◆ **Written problem**:
Locate each line containing the string "Спасибо" and copy it out.

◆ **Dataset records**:
## Start
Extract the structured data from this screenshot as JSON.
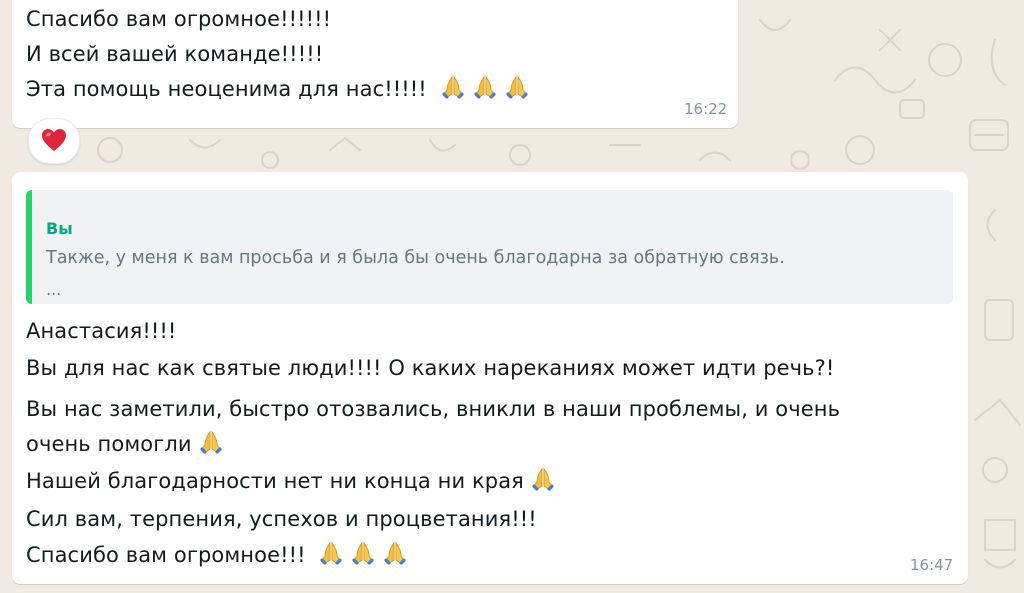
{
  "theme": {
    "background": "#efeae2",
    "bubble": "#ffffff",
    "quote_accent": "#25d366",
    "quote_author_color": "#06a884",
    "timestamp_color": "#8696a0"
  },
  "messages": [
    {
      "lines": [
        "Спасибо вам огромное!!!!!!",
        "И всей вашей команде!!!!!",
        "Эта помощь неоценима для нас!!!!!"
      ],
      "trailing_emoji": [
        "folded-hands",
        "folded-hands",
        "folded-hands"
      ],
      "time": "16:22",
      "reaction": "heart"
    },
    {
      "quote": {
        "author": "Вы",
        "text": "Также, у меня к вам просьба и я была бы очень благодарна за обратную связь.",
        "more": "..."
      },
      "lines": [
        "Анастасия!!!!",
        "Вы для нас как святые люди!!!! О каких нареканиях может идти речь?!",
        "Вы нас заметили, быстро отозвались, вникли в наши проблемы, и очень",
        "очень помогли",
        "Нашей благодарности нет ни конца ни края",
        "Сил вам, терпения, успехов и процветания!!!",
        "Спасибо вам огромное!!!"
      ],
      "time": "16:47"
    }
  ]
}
## End
## Start
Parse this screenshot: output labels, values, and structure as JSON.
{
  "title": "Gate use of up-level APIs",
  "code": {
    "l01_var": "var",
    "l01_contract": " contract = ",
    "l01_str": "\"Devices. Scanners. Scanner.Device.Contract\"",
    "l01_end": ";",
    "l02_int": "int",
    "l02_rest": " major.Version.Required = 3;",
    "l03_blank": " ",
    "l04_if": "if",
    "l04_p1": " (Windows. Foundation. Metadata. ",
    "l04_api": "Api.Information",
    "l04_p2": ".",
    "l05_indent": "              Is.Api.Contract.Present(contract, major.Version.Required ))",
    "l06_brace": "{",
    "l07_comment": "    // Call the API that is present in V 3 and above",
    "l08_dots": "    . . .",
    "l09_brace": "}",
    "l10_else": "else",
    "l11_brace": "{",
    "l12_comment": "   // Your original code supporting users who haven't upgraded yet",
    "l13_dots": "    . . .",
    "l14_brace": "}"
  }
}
## End
◆ **Complete output**:
        "Спасибо вам огромное!!!!!!",
        "Спасибо вам огромное!!!"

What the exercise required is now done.